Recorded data
╭──

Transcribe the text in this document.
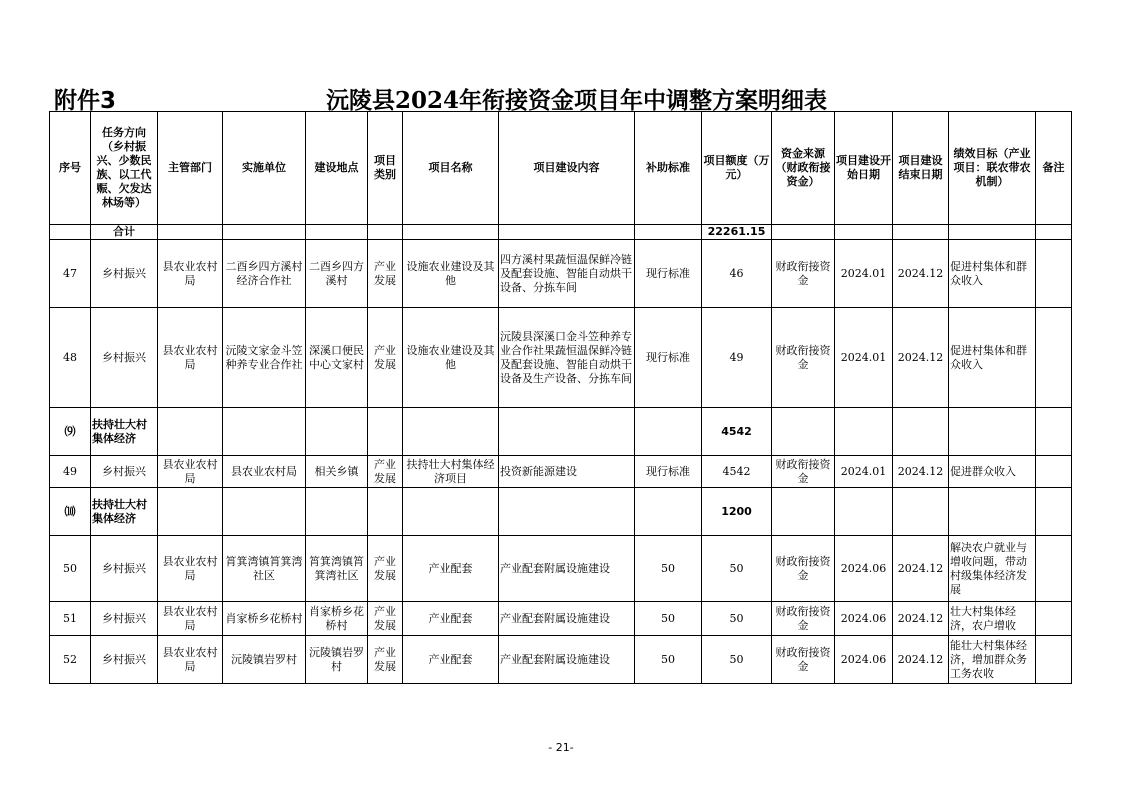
附件3	沅陵县2024年衔接资金项目年中调整方案明细表
序号	任务方向（乡村振兴、少数民族、以工代赈、欠发达林场等）	主管部门	实施单位	建设地点	项目类别	项目名称	项目建设内容	补助标准	项目额度（万元）	资金来源（财政衔接资金）	项目建设开始日期	项目建设结束日期	绩效目标（产业项目：联农带农机制）	备注
	合计								22261.15					
47	乡村振兴	县农业农村局	二酉乡四方溪村经济合作社	二酉乡四方溪村	产业发展	设施农业建设及其他	四方溪村果蔬恒温保鲜冷链及配套设施、智能自动烘干设备、分拣车间	现行标准	46	财政衔接资金	2024.01	2024.12	促进村集体和群众收入	
48	乡村振兴	县农业农村局	沅陵文家金斗笠种养专业合作社	深溪口便民中心文家村	产业发展	设施农业建设及其他	沅陵县深溪口金斗笠种养专业合作社果蔬恒温保鲜冷链及配套设施、智能自动烘干设备及生产设备、分拣车间	现行标准	49	财政衔接资金	2024.01	2024.12	促进村集体和群众收入	
⑼	扶持壮大村集体经济								4542					
49	乡村振兴	县农业农村局	县农业农村局	相关乡镇	产业发展	扶持壮大村集体经济项目	投资新能源建设	现行标准	4542	财政衔接资金	2024.01	2024.12	促进群众收入	
⑽	扶持壮大村集体经济								1200					
50	乡村振兴	县农业农村局	筲箕湾镇筲箕湾社区	筲箕湾镇筲箕湾社区	产业发展	产业配套	产业配套附属设施建设	50	50	财政衔接资金	2024.06	2024.12	解决农户就业与增收问题，带动村级集体经济发展	
51	乡村振兴	县农业农村局	肖家桥乡花桥村	肖家桥乡花桥村	产业发展	产业配套	产业配套附属设施建设	50	50	财政衔接资金	2024.06	2024.12	壮大村集体经济，农户增收	
52	乡村振兴	县农业农村局	沅陵镇岩罗村	沅陵镇岩罗村	产业发展	产业配套	产业配套附属设施建设	50	50	财政衔接资金	2024.06	2024.12	能壮大村集体经济，增加群众务工务农收	
- 21-
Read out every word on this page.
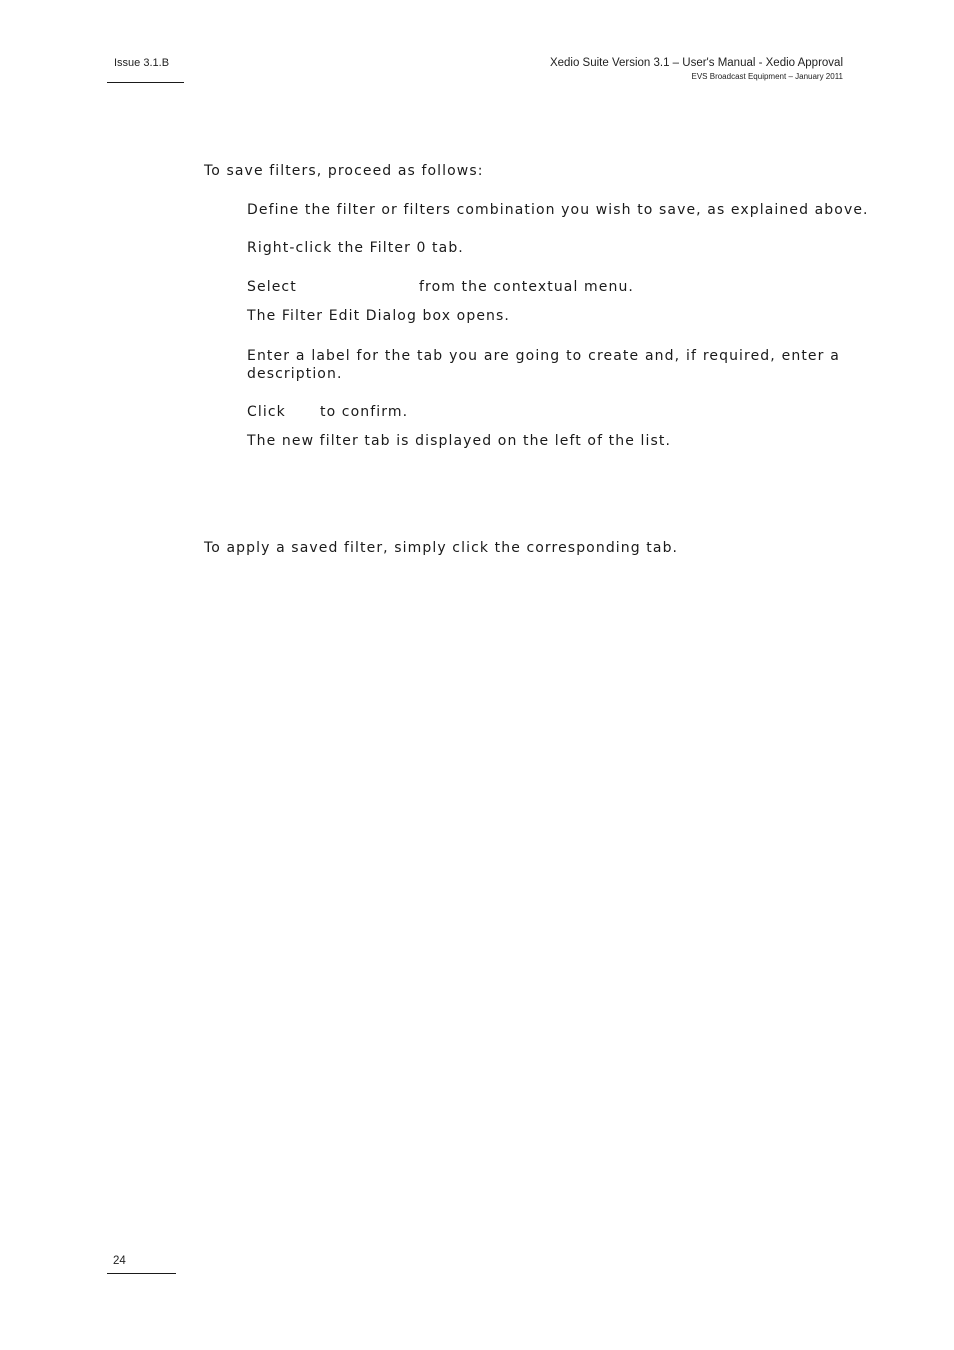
Issue 3.1.B	Xedio Suite Version 3.1 – User's Manual - Xedio Approval
EVS Broadcast Equipment – January 2011
To save filters, proceed as follows:
Define the filter or filters combination you wish to save, as explained above.
Right-click the Filter 0 tab.
Select	from the contextual menu.
The Filter Edit Dialog box opens.
Enter a label for the tab you are going to create and, if required, enter a
description.
Click to confirm.
The new filter tab is displayed on the left of the list.
To apply a saved filter, simply click the corresponding tab.
24
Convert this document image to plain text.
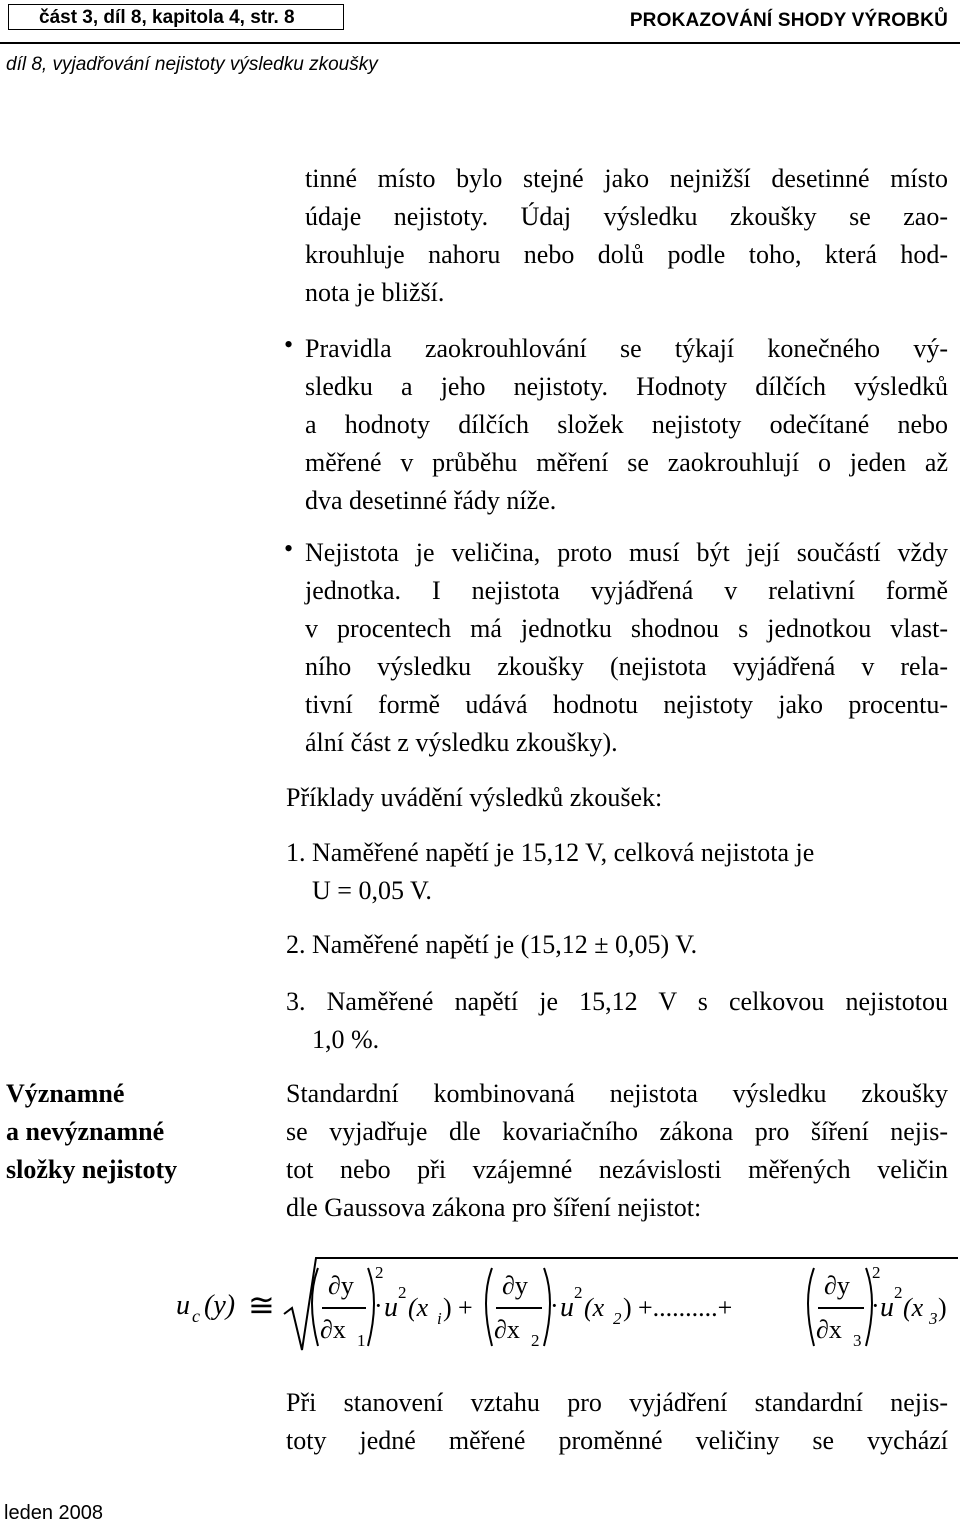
část 3, díl 8, kapitola 4, str. 8	PROKAZOVÁNÍ SHODY VÝROBKŮ
díl 8, vyjadřování nejistoty výsledku zkoušky
tinné místo bylo stejné jako nejnižší desetinné místo
údaje nejistoty. Údaj výsledku zkoušky se zao-
krouhluje nahoru nebo dolů podle toho, která hod-
nota je bližší.
• Pravidla zaokrouhlování se týkají konečného vý-
sledku a jeho nejistoty. Hodnoty dílčích výsledků
a hodnoty dílčích složek nejistoty odečítané nebo
měřené v průběhu měření se zaokrouhlují o jeden až
dva desetinné řády níže.
• Nejistota je veličina, proto musí být její součástí vždy
jednotka. I nejistota vyjádřená v relativní formě
v procentech má jednotku shodnou s jednotkou vlast-
ního výsledku zkoušky (nejistota vyjádřená v rela-
tivní formě udává hodnotu nejistoty jako procentu-
ální část z výsledku zkoušky).
Příklady uvádění výsledků zkoušek:
1. Naměřené napětí je 15,12 V, celková nejistota je
U = 0,05 V.
2. Naměřené napětí je (15,12 ± 0,05) V.
3. Naměřené napětí je 15,12 V s celkovou nejistotou
1,0 %.
Významné
a nevýznamné
složky nejistoty
Standardní kombinovaná nejistota výsledku zkoušky
se vyjadřuje dle kovariačního zákona pro šíření nejis-
tot nebo při vzájemné nezávislosti měřených veličin
dle Gaussova zákona pro šíření nejistot:
u c (y) ≅
∂y
∂x 1
2
· u 2
(x i ) +
∂y
∂x 2
· u 2
(x 2 ) +..........+
∂y
∂x 3
2
· u 2
(x 3 )
Při stanovení vztahu pro vyjádření standardní nejis-
toty jedné měřené proměnné veličiny se vychází
leden 2008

╰──

Retype every record above exactly as written, but leave out the pictures.

◆ **Result**
Transcribe the text in this document.
附件3	沅陵县2024年衔接资金项目年中调整方案明细表
序号	任务方向（乡村振兴、少数民族、以工代赈、欠发达林场等）	主管部门	实施单位	建设地点	项目类别	项目名称	项目建设内容	补助标准	项目额度（万元）	资金来源（财政衔接资金）	项目建设开始日期	项目建设结束日期	绩效目标（产业项目：联农带农机制）	备注
	合计								22261.15					
47	乡村振兴	县农业农村局	二酉乡四方溪村经济合作社	二酉乡四方溪村	产业发展	设施农业建设及其他	四方溪村果蔬恒温保鲜冷链及配套设施、智能自动烘干设备、分拣车间	现行标准	46	财政衔接资金	2024.01	2024.12	促进村集体和群众收入	
48	乡村振兴	县农业农村局	沅陵文家金斗笠种养专业合作社	深溪口便民中心文家村	产业发展	设施农业建设及其他	沅陵县深溪口金斗笠种养专业合作社果蔬恒温保鲜冷链及配套设施、智能自动烘干设备及生产设备、分拣车间	现行标准	49	财政衔接资金	2024.01	2024.12	促进村集体和群众收入	
⑼	扶持壮大村集体经济								4542					
49	乡村振兴	县农业农村局	县农业农村局	相关乡镇	产业发展	扶持壮大村集体经济项目	投资新能源建设	现行标准	4542	财政衔接资金	2024.01	2024.12	促进群众收入	
⑽	扶持壮大村集体经济								1200					
50	乡村振兴	县农业农村局	筲箕湾镇筲箕湾社区	筲箕湾镇筲箕湾社区	产业发展	产业配套	产业配套附属设施建设	50	50	财政衔接资金	2024.06	2024.12	解决农户就业与增收问题，带动村级集体经济发展	
51	乡村振兴	县农业农村局	肖家桥乡花桥村	肖家桥乡花桥村	产业发展	产业配套	产业配套附属设施建设	50	50	财政衔接资金	2024.06	2024.12	壮大村集体经济，农户增收	
52	乡村振兴	县农业农村局	沅陵镇岩罗村	沅陵镇岩罗村	产业发展	产业配套	产业配套附属设施建设	50	50	财政衔接资金	2024.06	2024.12	能壮大村集体经济，增加群众务工务农收	
- 21-
Read out every word on this page.
Issue 3.1.B	Xedio Suite Version 3.1 – User's Manual - Xedio Approval
EVS Broadcast Equipment – January 2011
To save filters, proceed as follows:
Define the filter or filters combination you wish to save, as explained above.
Right-click the Filter 0 tab.
Select	from the contextual menu.
The Filter Edit Dialog box opens.
Enter a label for the tab you are going to create and, if required, enter a
description.
Click to confirm.
The new filter tab is displayed on the left of the list.
To apply a saved filter, simply click the corresponding tab.
24
Convert this document image to plain text.
část 3, díl 8, kapitola 4, str. 8	PROKAZOVÁNÍ SHODY VÝROBKŮ
díl 8, vyjadřování nejistoty výsledku zkoušky
tinné místo bylo stejné jako nejnižší desetinné místo
údaje nejistoty. Údaj výsledku zkoušky se zao-
krouhluje nahoru nebo dolů podle toho, která hod-
nota je bližší.
• Pravidla zaokrouhlování se týkají konečného vý-
sledku a jeho nejistoty. Hodnoty dílčích výsledků
a hodnoty dílčích složek nejistoty odečítané nebo
měřené v průběhu měření se zaokrouhlují o jeden až
dva desetinné řády níže.
• Nejistota je veličina, proto musí být její součástí vždy
jednotka. I nejistota vyjádřená v relativní formě
v procentech má jednotku shodnou s jednotkou vlast-
ního výsledku zkoušky (nejistota vyjádřená v rela-
tivní formě udává hodnotu nejistoty jako procentu-
ální část z výsledku zkoušky).
Příklady uvádění výsledků zkoušek:
1. Naměřené napětí je 15,12 V, celková nejistota je
U = 0,05 V.
2. Naměřené napětí je (15,12 ± 0,05) V.
3. Naměřené napětí je 15,12 V s celkovou nejistotou
1,0 %.
Významné
a nevýznamné
složky nejistoty
Standardní kombinovaná nejistota výsledku zkoušky
se vyjadřuje dle kovariačního zákona pro šíření nejis-
tot nebo při vzájemné nezávislosti měřených veličin
dle Gaussova zákona pro šíření nejistot:
u c (y) ≅
∂y
∂x 1
2
· u 2
(x i ) +
∂y
∂x 2
· u 2
(x 2 ) +..........+
∂y
∂x 3
2
· u 2
(x 3 )
Při stanovení vztahu pro vyjádření standardní nejis-
toty jedné měřené proměnné veličiny se vychází
leden 2008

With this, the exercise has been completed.